■ EXERCISE DETAILS
Pull every line containing "icon" from the entries.

■ DATA ROWS
···
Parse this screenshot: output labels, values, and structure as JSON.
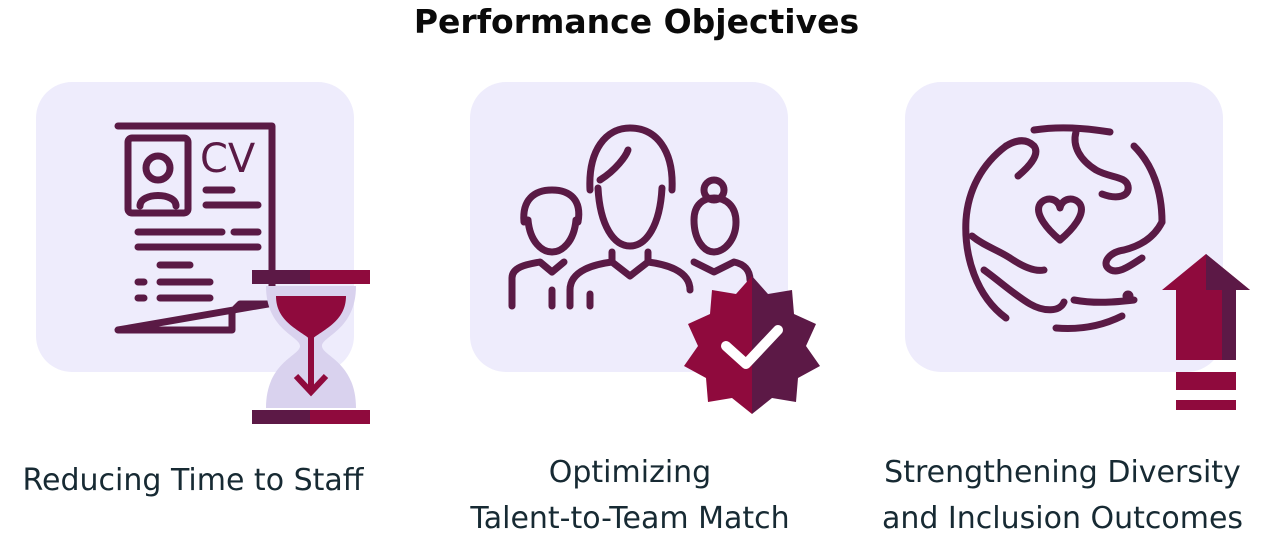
{
  "title": "Performance Objectives",
  "objectives": [
    {
      "caption": "Reducing Time to Staff",
      "icon": "cv-hourglass-icon",
      "badge_text": "CV"
    },
    {
      "caption_line1": "Optimizing",
      "caption_line2": "Talent-to-Team Match",
      "icon": "team-checkmark-icon"
    },
    {
      "caption_line1": "Strengthening Diversity",
      "caption_line2": "and Inclusion Outcomes",
      "icon": "hands-globe-heart-icon"
    }
  ],
  "colors": {
    "tile_bg": "#eeecfc",
    "outline": "#5a1a45",
    "accent": "#8f0a3d",
    "accent_dark": "#5c1946",
    "glass": "#d9d2ee",
    "text": "#172a33"
  }
}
···
■ WRITTEN SOLUTION
      "icon": "cv-hourglass-icon",
      "icon": "team-checkmark-icon"
      "icon": "hands-globe-heart-icon"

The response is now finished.